DATA FOR THIS TASK:
= = = = = = =

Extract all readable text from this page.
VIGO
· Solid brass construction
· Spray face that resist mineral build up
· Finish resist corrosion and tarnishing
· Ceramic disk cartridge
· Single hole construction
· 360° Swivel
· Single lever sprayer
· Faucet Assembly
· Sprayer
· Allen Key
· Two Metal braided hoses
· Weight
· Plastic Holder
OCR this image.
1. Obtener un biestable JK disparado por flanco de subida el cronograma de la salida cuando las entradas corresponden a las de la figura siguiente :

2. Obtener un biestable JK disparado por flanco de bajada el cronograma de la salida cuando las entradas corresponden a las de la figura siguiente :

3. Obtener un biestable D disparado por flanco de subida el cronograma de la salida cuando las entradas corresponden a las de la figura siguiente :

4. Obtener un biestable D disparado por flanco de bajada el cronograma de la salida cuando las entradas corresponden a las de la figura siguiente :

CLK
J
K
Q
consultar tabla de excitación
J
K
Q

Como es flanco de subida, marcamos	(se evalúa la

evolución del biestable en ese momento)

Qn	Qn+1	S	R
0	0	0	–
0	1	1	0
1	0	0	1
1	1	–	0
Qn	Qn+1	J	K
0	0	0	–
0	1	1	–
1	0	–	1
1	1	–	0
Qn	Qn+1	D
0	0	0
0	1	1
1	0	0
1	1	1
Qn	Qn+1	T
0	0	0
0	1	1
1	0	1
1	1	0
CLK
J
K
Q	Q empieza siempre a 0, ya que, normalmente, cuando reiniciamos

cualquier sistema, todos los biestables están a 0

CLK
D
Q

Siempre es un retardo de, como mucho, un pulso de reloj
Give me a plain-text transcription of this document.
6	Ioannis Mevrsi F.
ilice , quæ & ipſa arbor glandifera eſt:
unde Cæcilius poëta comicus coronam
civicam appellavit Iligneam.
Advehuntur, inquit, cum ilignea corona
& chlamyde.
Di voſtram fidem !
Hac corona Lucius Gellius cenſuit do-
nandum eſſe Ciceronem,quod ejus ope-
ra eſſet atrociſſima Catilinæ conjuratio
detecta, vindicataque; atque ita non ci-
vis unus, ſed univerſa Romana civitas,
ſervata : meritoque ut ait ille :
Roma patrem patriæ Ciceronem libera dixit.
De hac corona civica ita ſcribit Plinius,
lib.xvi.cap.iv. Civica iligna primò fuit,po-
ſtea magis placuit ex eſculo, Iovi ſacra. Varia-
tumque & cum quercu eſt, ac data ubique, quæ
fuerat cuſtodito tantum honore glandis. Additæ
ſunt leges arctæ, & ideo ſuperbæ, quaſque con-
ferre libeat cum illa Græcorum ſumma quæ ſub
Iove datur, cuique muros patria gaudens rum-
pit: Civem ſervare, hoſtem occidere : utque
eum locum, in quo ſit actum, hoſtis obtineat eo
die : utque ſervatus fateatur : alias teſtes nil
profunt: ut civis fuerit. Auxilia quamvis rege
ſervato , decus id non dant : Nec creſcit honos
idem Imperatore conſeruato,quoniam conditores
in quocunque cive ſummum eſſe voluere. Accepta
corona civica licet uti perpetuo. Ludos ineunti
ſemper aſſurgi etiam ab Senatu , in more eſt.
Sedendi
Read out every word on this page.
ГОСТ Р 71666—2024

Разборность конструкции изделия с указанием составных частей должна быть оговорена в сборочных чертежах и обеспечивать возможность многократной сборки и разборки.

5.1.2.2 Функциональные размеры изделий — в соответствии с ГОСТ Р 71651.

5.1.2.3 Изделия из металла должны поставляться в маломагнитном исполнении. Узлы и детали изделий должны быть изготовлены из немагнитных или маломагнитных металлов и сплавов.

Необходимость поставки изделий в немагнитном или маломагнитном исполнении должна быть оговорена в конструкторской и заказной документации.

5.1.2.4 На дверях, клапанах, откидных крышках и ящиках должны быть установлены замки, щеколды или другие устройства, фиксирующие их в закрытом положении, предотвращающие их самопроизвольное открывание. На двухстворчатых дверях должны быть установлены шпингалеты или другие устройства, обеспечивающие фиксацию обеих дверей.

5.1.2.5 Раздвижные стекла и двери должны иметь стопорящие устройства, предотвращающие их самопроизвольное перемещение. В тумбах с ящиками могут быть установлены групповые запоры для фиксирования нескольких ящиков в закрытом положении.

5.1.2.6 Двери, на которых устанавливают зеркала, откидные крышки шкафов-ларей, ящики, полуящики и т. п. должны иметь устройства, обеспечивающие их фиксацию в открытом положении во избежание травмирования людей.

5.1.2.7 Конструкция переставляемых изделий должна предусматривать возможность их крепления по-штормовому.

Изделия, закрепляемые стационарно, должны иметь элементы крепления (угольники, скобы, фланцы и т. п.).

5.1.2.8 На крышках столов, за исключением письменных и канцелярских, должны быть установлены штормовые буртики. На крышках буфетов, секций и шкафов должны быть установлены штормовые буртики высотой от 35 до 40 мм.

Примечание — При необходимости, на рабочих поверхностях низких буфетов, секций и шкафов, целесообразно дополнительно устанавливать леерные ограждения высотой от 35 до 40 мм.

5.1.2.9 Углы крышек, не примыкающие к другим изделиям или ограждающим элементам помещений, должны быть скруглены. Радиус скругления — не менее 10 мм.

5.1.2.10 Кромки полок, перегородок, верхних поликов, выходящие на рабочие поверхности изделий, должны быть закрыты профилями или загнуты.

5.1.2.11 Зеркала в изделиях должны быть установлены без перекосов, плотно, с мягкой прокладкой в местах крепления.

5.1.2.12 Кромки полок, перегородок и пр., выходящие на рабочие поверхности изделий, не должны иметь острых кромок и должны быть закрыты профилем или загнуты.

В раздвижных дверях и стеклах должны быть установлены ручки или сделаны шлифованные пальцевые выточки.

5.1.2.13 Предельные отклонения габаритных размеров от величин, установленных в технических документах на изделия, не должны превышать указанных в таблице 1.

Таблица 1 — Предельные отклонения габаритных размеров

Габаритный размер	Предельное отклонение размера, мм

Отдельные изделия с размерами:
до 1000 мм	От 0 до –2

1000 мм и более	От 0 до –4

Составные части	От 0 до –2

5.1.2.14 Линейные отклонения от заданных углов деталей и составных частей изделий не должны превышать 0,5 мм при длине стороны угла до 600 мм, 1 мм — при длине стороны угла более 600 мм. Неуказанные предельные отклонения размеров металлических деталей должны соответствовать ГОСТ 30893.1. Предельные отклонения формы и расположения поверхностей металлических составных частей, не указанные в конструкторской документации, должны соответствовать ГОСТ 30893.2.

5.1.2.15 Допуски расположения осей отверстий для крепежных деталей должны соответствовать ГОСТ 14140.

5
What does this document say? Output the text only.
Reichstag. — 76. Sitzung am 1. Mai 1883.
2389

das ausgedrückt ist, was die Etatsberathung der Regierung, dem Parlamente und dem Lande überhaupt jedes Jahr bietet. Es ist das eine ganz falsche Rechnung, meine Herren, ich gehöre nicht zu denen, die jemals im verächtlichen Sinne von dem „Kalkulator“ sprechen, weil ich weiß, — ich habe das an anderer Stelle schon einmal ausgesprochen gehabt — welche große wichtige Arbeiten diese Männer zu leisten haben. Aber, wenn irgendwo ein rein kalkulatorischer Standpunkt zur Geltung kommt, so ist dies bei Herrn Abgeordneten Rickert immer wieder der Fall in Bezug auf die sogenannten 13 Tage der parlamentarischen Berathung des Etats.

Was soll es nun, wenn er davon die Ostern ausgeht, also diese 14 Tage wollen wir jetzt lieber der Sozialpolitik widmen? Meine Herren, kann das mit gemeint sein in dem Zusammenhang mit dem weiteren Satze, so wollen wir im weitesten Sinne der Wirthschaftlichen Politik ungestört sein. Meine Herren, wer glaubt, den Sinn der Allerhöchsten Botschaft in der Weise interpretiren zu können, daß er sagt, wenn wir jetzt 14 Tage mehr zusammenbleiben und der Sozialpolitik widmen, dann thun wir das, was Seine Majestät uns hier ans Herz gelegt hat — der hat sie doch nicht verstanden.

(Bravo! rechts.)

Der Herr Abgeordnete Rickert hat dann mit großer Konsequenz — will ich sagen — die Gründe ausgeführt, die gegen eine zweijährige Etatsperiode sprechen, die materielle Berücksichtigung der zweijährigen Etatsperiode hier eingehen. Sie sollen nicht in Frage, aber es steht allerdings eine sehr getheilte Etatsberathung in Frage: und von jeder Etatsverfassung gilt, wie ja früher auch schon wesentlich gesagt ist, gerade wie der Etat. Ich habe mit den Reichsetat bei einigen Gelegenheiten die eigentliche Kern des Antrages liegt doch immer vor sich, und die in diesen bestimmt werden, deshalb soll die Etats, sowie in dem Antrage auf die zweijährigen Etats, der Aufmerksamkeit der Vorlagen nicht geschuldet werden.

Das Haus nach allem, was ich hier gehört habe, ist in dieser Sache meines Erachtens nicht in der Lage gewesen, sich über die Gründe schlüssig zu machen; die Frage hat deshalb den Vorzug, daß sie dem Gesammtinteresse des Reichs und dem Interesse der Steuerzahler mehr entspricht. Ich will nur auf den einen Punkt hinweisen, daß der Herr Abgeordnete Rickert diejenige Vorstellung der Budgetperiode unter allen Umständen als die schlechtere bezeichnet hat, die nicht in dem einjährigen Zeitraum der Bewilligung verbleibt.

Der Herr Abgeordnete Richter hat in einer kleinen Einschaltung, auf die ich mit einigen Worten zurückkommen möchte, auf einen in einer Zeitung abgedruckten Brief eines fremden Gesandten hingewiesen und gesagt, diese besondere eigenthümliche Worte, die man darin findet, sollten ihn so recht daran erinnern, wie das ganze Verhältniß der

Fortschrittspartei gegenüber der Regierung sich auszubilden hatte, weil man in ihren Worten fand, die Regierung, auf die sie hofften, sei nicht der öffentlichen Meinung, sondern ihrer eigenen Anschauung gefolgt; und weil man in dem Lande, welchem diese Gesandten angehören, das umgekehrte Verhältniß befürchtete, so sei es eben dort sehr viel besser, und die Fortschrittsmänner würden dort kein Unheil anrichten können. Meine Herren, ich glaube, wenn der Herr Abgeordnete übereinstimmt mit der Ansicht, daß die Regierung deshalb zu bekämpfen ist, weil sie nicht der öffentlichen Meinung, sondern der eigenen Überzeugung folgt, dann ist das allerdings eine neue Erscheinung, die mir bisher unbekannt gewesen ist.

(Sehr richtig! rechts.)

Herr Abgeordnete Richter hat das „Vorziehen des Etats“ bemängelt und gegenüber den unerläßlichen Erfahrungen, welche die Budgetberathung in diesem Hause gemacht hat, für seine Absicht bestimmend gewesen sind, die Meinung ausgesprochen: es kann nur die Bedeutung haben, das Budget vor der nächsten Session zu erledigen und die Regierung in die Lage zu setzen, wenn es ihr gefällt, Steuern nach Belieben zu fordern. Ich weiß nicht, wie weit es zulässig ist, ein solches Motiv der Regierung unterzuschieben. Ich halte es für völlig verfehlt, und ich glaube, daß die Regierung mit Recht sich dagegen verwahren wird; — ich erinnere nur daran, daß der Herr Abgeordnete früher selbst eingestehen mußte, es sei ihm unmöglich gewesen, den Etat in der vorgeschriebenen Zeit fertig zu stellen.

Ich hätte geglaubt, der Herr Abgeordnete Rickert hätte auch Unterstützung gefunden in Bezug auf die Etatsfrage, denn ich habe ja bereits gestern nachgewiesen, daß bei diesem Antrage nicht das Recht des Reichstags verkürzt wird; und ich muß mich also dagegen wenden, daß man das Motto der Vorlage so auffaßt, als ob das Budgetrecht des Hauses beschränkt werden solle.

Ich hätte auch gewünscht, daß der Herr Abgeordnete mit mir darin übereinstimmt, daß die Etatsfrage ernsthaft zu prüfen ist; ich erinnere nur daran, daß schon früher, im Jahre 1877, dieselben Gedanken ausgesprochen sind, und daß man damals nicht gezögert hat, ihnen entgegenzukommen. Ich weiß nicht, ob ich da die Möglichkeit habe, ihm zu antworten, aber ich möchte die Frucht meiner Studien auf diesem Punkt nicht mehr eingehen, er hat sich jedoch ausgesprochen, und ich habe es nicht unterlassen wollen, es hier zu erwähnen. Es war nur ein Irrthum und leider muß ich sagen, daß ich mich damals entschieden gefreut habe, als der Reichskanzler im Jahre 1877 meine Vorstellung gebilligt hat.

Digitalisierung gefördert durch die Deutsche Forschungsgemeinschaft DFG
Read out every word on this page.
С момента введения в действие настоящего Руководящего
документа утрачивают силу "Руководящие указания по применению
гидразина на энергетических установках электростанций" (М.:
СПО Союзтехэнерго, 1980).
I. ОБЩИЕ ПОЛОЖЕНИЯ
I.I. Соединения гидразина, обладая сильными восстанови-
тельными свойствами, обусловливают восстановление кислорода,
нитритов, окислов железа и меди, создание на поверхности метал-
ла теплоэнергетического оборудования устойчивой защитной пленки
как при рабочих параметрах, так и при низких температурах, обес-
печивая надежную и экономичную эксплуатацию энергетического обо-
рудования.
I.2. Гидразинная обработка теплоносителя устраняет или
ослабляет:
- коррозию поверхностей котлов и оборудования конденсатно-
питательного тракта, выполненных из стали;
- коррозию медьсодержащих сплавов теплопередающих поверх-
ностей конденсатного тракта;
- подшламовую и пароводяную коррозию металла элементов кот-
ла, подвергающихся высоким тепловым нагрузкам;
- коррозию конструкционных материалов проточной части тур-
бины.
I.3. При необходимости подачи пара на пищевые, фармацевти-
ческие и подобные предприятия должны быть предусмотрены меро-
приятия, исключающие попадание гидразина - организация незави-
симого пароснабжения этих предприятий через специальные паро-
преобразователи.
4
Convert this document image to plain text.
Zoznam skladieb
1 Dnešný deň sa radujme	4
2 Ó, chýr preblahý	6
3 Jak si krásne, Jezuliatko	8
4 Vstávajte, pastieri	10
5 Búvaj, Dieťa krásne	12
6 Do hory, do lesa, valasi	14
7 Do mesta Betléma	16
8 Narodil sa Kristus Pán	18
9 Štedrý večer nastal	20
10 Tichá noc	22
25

= = = = = = =

WHAT YOU NEED TO DO: All lines holding the word "рабочие" should be picked out and copied.

WRITTEN RESPONSE:
5.1.2.10 Кромки полок, перегородок, верхних поликов, выходящие на рабочие поверхности изделий, должны быть закрыты профилями или загнуты.
5.1.2.12 Кромки полок, перегородок и пр., выходящие на рабочие поверхности изделий, не должны иметь острых кромок и должны быть закрыты профилем или загнуты.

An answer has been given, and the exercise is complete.